Given exercise -
Extract all lines that hold the string "username".

Extracted records

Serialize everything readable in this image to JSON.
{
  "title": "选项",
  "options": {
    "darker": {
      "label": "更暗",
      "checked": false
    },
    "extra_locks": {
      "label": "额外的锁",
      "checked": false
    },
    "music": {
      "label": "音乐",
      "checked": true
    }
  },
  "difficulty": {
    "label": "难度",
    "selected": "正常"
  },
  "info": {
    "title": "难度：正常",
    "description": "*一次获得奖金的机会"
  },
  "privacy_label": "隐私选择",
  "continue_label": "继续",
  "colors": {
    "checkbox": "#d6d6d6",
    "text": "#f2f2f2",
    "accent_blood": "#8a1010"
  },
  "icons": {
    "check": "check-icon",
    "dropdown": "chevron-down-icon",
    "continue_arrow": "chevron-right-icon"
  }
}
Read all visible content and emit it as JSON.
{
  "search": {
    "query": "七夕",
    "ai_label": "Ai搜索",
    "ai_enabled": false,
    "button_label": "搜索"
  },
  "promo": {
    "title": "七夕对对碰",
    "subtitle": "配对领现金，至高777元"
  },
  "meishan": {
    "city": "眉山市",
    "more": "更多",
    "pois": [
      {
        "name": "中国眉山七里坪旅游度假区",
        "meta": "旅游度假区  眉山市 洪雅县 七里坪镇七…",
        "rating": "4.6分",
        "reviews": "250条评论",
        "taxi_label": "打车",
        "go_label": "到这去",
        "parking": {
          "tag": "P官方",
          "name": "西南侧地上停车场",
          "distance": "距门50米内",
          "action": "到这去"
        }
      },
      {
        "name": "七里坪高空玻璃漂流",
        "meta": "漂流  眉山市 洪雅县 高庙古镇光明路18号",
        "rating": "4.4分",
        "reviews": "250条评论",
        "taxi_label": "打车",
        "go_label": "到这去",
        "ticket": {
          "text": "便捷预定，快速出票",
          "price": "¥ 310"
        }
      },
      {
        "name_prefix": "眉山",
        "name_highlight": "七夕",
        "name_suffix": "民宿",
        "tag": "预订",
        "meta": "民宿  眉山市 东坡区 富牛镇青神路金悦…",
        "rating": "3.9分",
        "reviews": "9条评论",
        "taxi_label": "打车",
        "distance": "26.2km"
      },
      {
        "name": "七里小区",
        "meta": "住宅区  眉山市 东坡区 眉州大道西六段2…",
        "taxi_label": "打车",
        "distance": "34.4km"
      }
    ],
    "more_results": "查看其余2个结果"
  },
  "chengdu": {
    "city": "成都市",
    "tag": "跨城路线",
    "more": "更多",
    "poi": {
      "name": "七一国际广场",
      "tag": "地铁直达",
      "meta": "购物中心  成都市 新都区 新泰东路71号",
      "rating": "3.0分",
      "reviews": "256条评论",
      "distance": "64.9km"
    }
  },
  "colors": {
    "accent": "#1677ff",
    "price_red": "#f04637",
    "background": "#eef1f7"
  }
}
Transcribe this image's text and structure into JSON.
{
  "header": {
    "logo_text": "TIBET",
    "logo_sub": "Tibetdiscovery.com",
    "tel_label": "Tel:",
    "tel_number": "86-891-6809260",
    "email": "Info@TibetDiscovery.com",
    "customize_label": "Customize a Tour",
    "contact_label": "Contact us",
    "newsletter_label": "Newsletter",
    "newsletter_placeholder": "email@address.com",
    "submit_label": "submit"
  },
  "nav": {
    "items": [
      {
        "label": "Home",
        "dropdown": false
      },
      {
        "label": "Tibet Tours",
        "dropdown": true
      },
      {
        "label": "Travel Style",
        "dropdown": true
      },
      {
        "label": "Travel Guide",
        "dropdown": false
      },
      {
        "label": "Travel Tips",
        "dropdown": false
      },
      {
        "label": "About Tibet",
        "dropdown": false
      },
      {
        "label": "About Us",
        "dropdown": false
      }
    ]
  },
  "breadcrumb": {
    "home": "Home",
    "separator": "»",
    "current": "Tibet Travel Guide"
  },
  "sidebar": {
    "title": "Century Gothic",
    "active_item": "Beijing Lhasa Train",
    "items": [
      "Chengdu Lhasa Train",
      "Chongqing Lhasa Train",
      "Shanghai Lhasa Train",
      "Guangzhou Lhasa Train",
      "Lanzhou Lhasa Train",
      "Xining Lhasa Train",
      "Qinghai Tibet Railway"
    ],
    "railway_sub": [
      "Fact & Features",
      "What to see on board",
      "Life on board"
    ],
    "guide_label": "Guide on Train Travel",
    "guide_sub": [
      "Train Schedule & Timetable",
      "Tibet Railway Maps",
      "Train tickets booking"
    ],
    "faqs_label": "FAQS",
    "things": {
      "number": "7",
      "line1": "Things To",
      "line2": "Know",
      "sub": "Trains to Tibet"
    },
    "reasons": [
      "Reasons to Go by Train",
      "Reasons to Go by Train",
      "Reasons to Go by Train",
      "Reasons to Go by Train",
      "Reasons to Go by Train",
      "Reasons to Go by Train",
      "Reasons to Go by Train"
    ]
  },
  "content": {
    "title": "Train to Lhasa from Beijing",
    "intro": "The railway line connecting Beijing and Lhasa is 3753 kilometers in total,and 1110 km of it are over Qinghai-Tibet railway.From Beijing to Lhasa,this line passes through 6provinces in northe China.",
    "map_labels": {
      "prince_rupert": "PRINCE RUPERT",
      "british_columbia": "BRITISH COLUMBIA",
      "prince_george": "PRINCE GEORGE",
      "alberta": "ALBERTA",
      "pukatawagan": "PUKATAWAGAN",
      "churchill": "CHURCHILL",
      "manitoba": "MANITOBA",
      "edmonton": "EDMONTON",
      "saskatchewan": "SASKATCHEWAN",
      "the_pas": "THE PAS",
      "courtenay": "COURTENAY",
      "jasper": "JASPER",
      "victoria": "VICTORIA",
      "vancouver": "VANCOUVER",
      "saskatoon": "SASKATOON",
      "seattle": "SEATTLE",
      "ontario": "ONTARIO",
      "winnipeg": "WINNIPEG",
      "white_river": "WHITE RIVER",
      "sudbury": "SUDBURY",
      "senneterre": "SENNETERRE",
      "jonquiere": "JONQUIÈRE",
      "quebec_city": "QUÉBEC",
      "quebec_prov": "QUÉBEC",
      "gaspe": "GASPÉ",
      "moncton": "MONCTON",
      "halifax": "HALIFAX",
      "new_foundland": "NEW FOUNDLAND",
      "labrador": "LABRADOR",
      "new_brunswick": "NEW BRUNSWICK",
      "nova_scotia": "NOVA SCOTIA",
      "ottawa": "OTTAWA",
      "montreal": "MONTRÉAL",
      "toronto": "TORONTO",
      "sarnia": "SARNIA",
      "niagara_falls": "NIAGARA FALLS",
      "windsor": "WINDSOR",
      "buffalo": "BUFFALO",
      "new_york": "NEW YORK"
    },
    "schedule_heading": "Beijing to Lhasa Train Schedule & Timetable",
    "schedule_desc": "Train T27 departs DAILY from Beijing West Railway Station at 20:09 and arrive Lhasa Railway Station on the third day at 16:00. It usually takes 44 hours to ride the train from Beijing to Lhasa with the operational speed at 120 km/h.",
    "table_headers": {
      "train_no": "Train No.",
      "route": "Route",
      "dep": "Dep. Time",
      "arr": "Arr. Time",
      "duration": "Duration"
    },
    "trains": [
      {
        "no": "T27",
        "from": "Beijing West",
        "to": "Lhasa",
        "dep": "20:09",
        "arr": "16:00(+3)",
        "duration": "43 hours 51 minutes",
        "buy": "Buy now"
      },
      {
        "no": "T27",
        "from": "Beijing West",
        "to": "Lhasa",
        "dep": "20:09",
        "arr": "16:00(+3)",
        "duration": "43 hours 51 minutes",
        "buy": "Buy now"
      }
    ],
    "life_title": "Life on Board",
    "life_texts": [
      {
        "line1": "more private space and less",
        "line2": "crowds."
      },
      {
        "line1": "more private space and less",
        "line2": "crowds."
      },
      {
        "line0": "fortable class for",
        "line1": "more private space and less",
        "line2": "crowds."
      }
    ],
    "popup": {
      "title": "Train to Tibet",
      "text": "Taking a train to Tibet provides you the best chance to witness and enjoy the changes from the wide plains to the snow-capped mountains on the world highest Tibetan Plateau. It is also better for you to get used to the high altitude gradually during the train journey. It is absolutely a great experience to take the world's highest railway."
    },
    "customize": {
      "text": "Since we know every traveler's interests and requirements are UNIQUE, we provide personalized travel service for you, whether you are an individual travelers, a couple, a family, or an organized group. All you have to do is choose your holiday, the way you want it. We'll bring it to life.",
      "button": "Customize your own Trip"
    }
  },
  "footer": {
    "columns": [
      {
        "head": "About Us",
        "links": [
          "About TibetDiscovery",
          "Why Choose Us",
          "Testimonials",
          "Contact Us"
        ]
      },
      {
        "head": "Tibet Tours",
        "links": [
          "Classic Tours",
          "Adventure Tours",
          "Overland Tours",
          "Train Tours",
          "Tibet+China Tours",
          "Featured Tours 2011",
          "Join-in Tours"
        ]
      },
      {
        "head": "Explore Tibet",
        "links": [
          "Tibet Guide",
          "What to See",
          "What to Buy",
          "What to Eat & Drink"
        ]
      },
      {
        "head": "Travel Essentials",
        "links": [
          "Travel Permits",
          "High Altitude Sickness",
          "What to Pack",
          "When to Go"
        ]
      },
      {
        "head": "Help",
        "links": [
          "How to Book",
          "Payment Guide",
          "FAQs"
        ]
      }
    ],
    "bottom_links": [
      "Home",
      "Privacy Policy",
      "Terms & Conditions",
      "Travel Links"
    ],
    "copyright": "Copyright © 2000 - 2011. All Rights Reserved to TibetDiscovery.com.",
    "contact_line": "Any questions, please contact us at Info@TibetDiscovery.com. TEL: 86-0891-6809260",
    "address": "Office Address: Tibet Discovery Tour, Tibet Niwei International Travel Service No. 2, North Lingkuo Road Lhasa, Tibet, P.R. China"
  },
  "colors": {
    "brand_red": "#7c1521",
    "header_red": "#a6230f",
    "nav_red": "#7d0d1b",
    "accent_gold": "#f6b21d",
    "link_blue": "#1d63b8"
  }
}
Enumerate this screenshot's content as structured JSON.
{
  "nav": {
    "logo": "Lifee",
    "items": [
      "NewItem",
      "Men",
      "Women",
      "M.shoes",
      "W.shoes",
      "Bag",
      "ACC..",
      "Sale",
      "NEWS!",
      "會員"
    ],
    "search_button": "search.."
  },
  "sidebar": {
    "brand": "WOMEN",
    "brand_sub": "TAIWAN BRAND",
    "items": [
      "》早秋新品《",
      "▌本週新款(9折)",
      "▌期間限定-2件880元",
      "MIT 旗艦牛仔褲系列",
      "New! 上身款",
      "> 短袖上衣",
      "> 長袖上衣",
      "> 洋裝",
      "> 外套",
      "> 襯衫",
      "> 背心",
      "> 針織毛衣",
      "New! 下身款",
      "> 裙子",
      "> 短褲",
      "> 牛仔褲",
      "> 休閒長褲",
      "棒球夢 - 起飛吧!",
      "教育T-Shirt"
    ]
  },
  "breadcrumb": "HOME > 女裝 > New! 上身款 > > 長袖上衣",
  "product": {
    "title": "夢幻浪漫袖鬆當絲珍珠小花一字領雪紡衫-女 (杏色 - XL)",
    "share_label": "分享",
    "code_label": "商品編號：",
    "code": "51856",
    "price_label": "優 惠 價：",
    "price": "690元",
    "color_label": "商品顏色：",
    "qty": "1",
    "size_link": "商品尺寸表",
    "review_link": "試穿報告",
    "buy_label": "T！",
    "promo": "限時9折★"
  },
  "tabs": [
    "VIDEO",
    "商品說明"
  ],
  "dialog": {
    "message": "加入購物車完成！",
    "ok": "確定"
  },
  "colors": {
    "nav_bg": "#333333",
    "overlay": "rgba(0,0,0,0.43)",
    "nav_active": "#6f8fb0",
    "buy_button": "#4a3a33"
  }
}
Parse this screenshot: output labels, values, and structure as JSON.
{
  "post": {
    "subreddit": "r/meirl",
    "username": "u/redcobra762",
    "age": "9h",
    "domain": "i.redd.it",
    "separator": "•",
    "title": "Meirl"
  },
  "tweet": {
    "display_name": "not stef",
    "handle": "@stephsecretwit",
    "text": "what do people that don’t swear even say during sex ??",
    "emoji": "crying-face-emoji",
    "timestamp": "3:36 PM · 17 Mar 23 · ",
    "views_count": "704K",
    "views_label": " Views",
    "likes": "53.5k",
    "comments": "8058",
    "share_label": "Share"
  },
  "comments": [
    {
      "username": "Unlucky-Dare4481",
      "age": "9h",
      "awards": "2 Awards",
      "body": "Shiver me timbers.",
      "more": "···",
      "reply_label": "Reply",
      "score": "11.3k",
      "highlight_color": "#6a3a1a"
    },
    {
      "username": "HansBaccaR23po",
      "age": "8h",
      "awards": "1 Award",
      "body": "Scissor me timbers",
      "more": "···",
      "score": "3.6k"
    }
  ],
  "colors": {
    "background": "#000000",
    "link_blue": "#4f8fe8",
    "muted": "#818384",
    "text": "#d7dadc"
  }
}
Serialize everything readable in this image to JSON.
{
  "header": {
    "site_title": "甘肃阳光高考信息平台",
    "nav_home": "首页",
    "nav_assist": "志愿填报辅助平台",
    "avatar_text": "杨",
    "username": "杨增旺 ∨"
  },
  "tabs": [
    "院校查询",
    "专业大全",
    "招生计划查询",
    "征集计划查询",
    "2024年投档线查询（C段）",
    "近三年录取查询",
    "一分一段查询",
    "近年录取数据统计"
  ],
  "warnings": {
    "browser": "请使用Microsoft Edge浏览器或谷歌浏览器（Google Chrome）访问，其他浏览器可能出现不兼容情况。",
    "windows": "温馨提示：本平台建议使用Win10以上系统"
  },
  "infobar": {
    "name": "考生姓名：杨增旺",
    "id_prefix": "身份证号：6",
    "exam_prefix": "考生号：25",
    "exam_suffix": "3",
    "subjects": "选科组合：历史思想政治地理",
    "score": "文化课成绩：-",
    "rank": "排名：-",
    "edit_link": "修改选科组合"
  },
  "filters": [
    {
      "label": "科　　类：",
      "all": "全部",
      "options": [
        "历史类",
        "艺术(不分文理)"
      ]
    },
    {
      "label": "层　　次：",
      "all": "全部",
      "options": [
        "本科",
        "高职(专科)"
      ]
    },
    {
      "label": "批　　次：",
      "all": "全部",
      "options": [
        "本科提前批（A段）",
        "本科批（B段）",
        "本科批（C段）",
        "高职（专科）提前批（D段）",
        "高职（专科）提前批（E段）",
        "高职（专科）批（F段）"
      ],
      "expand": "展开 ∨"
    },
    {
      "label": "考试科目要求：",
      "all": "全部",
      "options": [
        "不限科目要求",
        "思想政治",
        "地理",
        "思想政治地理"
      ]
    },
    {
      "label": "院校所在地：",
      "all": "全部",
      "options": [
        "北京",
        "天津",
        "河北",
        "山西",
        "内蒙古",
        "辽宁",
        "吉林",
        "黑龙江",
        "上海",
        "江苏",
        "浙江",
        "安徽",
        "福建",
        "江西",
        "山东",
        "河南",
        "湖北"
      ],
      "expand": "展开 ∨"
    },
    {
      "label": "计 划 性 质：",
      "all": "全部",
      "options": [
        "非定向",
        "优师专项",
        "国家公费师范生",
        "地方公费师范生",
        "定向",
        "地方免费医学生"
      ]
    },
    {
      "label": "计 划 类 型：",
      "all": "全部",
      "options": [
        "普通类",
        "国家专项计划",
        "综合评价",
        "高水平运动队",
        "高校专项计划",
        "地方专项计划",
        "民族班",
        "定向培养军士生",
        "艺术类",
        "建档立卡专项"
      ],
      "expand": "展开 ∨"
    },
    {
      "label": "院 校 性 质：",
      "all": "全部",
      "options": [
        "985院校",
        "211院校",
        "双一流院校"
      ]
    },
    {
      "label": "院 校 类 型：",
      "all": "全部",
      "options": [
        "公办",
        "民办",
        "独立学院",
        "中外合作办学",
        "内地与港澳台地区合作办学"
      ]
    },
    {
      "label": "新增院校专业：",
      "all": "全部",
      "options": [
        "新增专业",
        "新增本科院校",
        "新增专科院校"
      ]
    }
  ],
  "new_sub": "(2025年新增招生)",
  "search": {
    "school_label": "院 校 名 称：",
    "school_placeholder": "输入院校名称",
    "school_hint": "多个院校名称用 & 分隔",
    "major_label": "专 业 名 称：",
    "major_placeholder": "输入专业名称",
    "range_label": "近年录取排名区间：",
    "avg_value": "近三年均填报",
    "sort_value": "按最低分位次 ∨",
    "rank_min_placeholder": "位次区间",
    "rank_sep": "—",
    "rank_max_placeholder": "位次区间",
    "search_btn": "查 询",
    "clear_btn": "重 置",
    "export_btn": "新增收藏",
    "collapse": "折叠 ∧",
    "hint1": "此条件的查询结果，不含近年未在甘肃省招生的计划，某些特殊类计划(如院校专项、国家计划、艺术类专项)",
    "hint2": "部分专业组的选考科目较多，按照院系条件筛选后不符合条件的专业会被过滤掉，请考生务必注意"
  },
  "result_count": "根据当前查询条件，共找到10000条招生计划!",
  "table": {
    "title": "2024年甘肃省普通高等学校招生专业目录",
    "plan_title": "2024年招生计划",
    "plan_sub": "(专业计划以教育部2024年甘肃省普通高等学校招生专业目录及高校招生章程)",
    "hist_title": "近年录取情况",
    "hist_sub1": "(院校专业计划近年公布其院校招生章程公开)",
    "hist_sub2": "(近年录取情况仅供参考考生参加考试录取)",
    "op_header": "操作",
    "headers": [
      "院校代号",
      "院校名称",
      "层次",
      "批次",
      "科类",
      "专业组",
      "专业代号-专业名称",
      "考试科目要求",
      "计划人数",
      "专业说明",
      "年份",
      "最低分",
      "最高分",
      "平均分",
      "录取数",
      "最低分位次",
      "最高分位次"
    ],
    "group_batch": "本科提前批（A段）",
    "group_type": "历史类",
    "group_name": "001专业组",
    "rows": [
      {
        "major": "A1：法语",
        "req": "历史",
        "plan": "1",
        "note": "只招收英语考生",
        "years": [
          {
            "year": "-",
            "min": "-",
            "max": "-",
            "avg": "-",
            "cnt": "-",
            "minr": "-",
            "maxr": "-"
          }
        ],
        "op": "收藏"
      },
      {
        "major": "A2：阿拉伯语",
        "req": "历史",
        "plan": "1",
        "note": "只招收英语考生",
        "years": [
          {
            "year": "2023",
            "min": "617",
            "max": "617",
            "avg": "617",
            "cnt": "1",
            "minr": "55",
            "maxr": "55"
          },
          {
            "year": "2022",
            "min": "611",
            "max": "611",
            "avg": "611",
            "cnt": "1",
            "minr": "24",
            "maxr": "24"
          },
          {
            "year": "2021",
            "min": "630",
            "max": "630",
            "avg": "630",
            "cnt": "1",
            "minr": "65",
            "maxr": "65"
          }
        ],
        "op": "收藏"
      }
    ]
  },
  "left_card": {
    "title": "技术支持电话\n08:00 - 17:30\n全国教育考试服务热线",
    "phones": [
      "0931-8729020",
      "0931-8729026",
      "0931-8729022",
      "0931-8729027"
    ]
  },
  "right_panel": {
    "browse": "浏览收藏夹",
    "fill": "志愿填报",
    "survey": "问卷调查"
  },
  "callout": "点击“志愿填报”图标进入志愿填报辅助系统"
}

Solution -
    "username": "u/redcobra762",
      "username": "Unlucky-Dare4481",
      "username": "HansBaccaR23po",
    "username": "杨增旺 ∨"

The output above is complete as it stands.